■ RECORDED DATA
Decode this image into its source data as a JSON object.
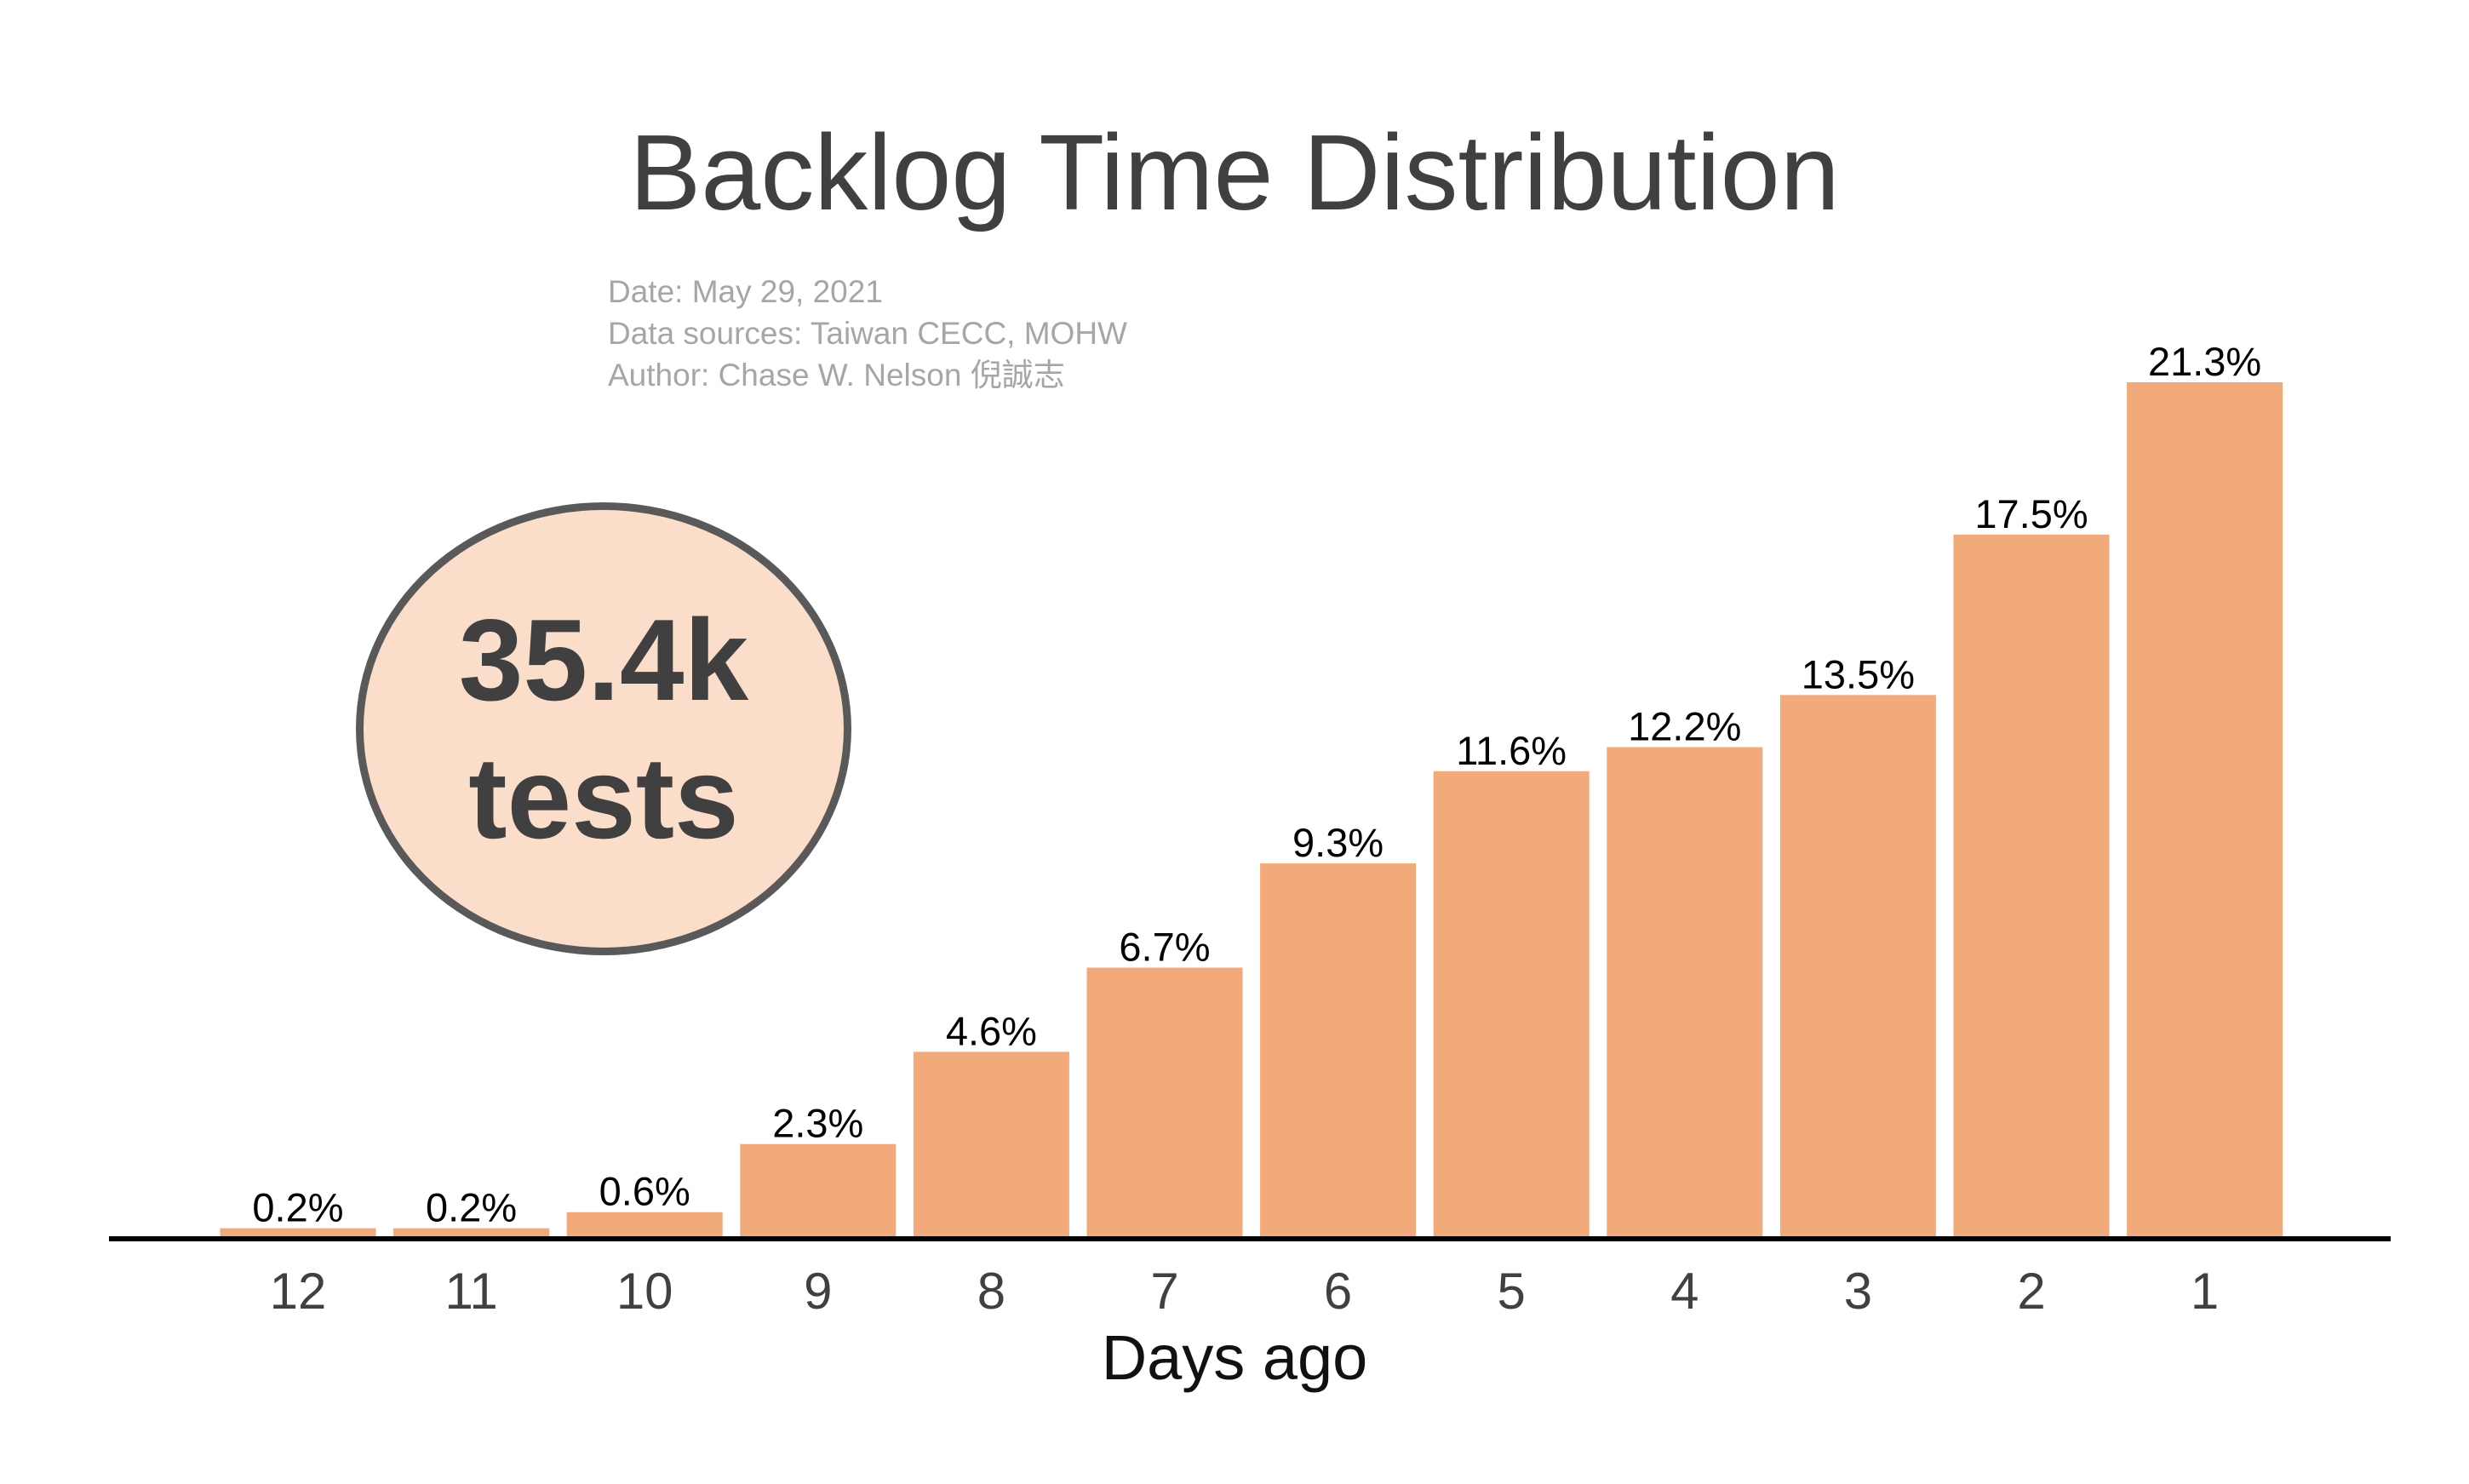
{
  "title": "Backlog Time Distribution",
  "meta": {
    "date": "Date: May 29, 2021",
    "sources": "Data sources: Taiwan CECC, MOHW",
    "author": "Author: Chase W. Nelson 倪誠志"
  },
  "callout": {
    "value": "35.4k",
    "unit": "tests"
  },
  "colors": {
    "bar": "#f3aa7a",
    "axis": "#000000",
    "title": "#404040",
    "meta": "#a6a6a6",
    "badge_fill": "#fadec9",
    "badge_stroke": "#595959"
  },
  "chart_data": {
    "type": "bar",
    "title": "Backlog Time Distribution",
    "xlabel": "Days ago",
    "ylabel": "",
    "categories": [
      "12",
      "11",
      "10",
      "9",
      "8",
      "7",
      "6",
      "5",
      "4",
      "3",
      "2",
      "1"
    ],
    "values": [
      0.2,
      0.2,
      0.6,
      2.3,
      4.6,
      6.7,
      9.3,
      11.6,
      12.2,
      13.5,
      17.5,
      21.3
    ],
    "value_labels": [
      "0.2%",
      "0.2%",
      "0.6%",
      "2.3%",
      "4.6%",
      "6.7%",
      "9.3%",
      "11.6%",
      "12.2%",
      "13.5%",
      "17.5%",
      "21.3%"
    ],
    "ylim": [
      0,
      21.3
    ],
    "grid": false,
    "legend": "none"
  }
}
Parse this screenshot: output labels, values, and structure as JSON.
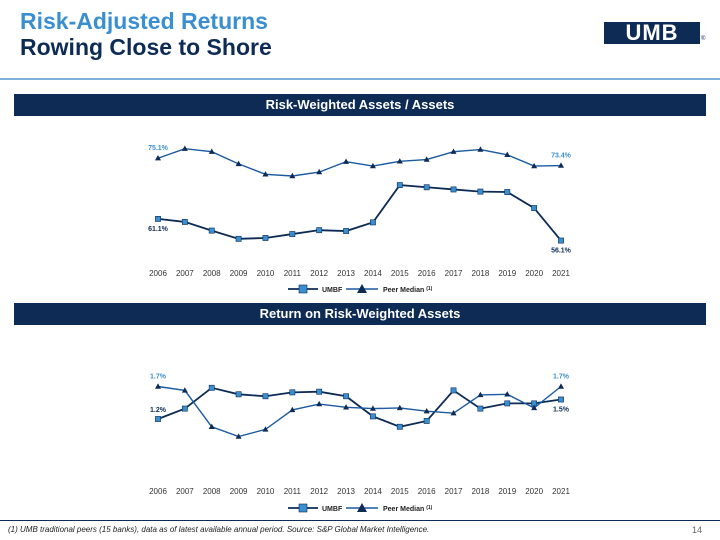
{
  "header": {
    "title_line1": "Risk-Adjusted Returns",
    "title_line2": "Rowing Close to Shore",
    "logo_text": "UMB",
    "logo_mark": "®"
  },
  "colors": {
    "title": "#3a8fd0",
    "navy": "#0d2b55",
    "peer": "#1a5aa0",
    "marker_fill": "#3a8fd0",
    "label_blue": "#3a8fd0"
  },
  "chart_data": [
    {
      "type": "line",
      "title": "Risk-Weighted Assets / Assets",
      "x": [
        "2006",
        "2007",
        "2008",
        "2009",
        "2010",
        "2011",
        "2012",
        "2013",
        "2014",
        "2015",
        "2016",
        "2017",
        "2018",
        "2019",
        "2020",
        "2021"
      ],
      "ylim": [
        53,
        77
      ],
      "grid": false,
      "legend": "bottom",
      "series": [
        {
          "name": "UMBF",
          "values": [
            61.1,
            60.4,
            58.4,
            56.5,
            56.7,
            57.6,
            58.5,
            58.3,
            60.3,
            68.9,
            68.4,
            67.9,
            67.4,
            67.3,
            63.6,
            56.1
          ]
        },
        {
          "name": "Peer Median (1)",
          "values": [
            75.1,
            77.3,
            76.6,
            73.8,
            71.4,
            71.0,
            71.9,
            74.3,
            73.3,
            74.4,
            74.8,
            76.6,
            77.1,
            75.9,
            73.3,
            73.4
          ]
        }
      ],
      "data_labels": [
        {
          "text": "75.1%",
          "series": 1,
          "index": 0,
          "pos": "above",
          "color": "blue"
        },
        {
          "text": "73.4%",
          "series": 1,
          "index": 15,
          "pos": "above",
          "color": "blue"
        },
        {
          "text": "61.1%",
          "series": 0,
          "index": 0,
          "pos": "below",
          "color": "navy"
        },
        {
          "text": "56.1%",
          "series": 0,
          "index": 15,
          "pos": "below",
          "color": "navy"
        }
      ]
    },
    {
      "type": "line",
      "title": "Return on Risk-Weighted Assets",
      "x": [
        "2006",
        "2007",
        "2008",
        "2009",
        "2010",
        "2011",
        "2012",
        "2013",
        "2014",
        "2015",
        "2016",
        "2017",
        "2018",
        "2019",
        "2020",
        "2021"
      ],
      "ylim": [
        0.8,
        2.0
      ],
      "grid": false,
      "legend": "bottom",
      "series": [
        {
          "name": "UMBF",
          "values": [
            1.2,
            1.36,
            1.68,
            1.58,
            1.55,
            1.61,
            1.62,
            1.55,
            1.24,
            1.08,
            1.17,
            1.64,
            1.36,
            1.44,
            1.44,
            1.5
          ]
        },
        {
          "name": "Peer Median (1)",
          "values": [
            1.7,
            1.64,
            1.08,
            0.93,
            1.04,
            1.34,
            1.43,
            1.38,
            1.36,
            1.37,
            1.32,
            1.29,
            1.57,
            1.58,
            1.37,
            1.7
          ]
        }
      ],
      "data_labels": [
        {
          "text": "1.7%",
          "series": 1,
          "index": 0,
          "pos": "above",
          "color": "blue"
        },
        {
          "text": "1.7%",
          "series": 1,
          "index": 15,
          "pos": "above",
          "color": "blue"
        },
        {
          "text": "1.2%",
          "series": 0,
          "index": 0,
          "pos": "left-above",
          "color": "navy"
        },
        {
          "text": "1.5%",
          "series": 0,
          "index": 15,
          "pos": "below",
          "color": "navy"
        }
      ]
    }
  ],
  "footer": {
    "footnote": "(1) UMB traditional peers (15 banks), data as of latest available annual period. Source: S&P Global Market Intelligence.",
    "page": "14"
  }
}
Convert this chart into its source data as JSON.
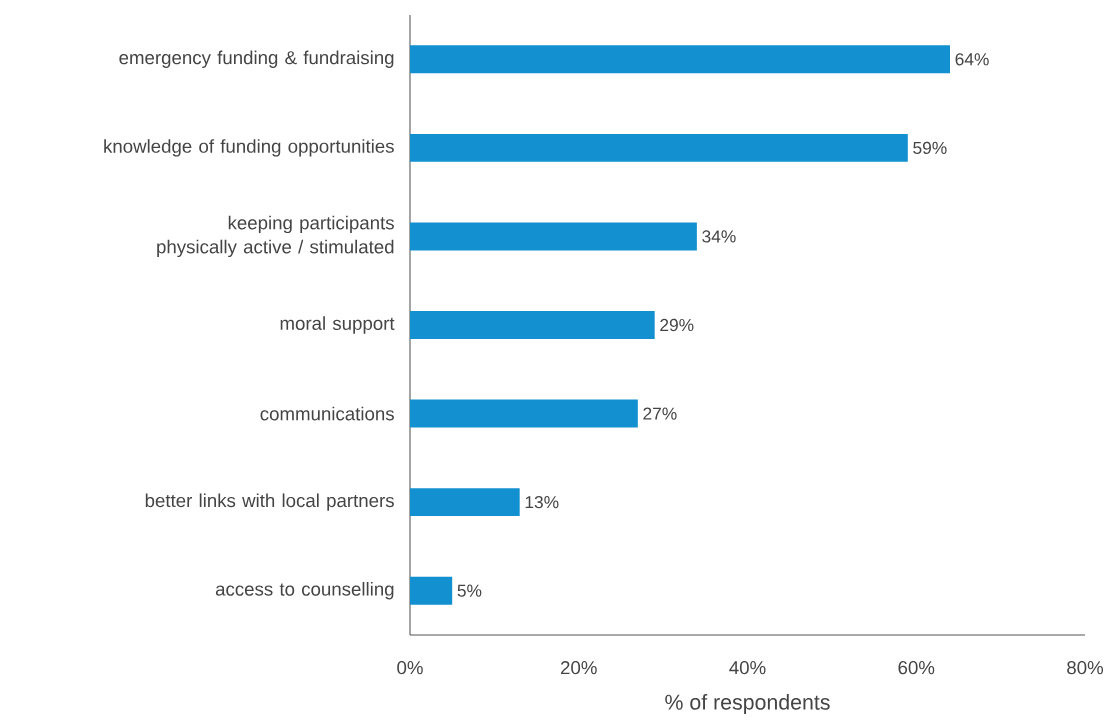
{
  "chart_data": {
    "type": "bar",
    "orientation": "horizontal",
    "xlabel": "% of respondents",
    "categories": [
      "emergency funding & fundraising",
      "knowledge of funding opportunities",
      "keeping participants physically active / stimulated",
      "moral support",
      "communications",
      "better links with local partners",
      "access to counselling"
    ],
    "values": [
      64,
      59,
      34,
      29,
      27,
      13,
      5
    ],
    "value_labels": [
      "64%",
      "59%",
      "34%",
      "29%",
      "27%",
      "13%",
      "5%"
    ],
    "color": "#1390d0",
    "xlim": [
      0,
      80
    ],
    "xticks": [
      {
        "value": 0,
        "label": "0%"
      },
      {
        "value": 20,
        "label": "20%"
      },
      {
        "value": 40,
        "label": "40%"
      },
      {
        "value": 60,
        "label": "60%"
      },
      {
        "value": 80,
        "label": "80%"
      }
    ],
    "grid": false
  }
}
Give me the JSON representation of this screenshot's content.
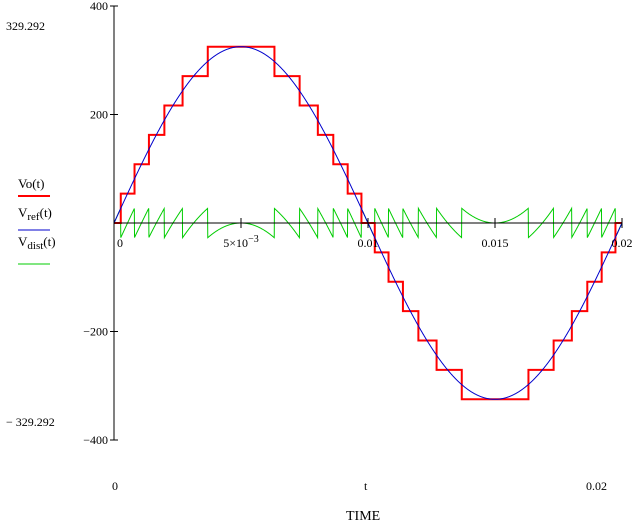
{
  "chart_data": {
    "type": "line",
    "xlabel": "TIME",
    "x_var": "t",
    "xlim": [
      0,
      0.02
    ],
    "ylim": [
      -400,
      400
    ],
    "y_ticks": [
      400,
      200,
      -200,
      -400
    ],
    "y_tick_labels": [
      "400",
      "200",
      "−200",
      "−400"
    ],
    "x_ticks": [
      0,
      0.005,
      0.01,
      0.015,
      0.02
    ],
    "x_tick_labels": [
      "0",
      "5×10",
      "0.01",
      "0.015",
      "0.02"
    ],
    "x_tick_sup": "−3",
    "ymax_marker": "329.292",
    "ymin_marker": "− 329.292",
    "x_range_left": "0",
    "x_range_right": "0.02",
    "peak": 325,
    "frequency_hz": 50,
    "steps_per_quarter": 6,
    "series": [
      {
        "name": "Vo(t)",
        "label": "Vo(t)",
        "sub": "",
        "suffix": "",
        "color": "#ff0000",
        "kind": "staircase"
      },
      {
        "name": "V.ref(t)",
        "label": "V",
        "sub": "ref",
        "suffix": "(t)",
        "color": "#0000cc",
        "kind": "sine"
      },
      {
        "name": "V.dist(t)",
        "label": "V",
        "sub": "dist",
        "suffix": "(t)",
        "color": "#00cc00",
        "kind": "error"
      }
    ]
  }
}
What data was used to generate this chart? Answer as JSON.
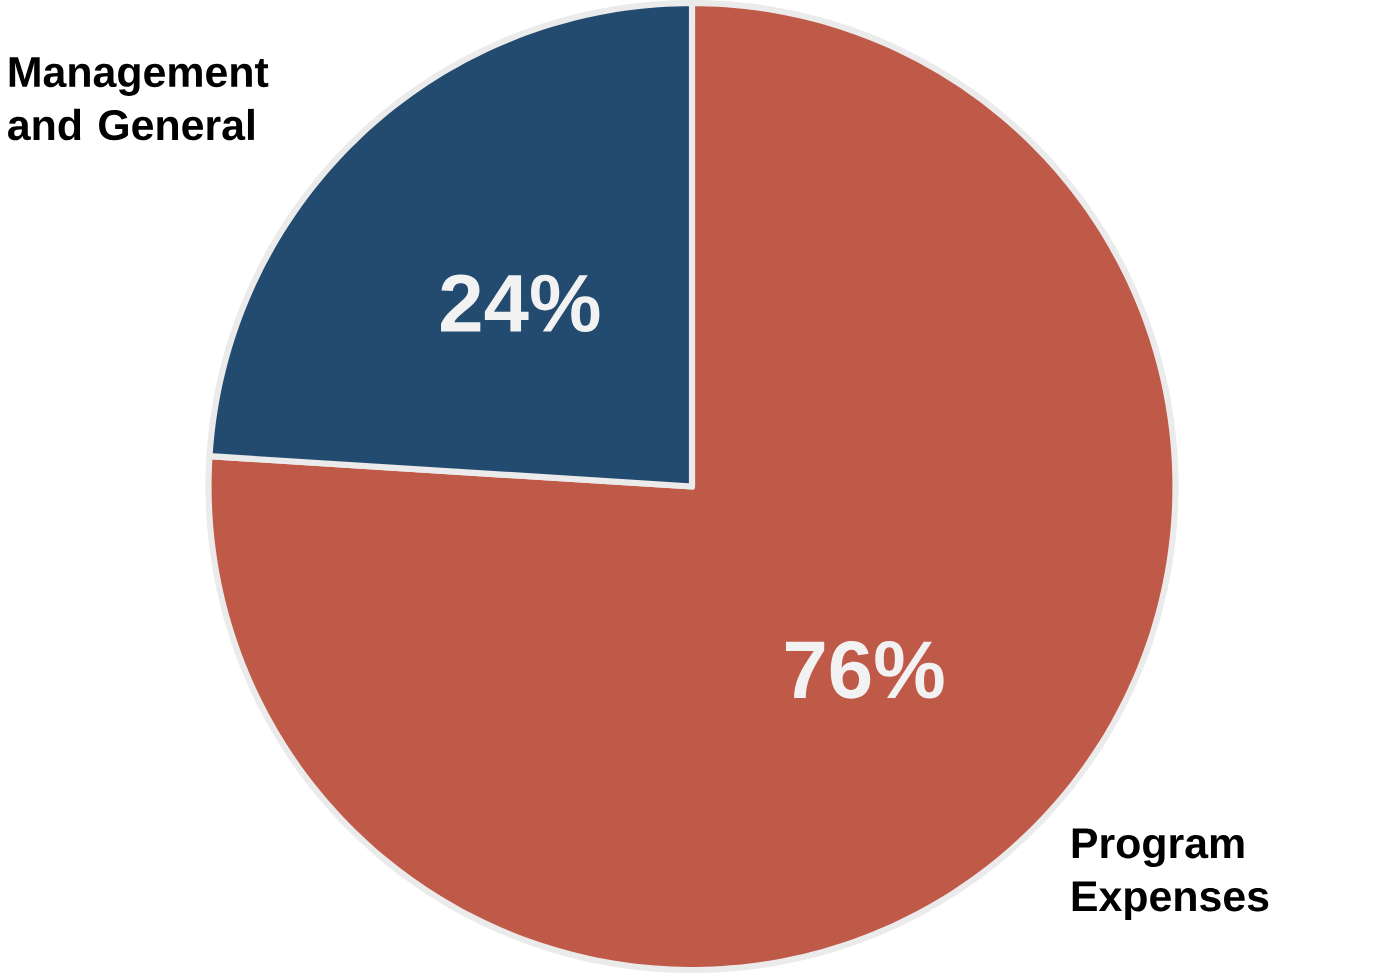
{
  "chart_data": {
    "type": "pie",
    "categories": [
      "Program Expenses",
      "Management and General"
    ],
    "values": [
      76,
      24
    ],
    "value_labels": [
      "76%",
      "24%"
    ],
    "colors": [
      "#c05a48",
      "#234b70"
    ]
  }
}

■ DIRECTIONS FOR THIS TASK
Please reproduce nothing but the lines from the one containing "What data was" through the closing line of the listing, retyped word for word, pictures excluded.

■ TASK RESPONSE
What data was used to generate this chart? Answer as JSON.
{
  "chart_data": {
    "type": "pie",
    "categories": [
      "Program Expenses",
      "Management and General"
    ],
    "values": [
      76,
      24
    ],
    "value_labels": [
      "76%",
      "24%"
    ],
    "colors": [
      "#c05a48",
      "#234b70"
    ]
  }
}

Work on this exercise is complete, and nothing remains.